Problem ::
Reproduce the items below with "RMS roughness" replaced by "root-mean-square roughness" and every other part left unchanged. Omit the pictures from your answer.

# start of Listing

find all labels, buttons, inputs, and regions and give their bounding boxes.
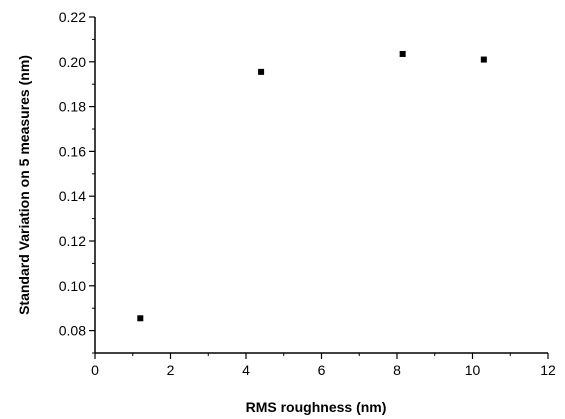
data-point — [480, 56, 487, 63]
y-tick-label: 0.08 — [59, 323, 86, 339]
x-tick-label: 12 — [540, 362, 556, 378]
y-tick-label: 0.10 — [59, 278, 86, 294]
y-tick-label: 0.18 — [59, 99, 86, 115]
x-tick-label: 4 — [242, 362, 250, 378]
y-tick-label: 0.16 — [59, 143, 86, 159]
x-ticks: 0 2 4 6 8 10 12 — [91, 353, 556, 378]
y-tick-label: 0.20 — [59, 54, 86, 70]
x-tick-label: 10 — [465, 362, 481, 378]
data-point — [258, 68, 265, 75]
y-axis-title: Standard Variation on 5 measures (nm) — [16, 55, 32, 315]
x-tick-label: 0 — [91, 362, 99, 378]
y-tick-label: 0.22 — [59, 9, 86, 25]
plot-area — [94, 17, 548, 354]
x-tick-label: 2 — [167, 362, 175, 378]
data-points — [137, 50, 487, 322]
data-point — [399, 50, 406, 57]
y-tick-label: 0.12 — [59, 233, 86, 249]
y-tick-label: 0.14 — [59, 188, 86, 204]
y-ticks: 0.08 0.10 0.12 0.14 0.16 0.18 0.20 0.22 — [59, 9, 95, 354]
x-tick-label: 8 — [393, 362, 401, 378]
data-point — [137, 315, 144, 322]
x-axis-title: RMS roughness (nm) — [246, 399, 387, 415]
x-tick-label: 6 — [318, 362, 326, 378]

# end of Listing

The completed task ::
find all labels, buttons, inputs, and regions and give their bounding boxes.
data-point — [480, 56, 487, 63]
y-tick-label: 0.08 — [59, 323, 86, 339]
x-tick-label: 12 — [540, 362, 556, 378]
y-tick-label: 0.10 — [59, 278, 86, 294]
y-tick-label: 0.18 — [59, 99, 86, 115]
x-tick-label: 4 — [242, 362, 250, 378]
y-tick-label: 0.16 — [59, 143, 86, 159]
x-ticks: 0 2 4 6 8 10 12 — [91, 353, 556, 378]
y-tick-label: 0.20 — [59, 54, 86, 70]
x-tick-label: 10 — [465, 362, 481, 378]
data-point — [258, 68, 265, 75]
y-axis-title: Standard Variation on 5 measures (nm) — [16, 55, 32, 315]
x-tick-label: 0 — [91, 362, 99, 378]
y-tick-label: 0.22 — [59, 9, 86, 25]
plot-area — [94, 17, 548, 354]
x-tick-label: 2 — [167, 362, 175, 378]
data-points — [137, 50, 487, 322]
data-point — [399, 50, 406, 57]
y-tick-label: 0.12 — [59, 233, 86, 249]
y-tick-label: 0.14 — [59, 188, 86, 204]
y-ticks: 0.08 0.10 0.12 0.14 0.16 0.18 0.20 0.22 — [59, 9, 95, 354]
x-tick-label: 8 — [393, 362, 401, 378]
data-point — [137, 315, 144, 322]
x-axis-title: root-mean-square roughness (nm) — [246, 399, 387, 415]
x-tick-label: 6 — [318, 362, 326, 378]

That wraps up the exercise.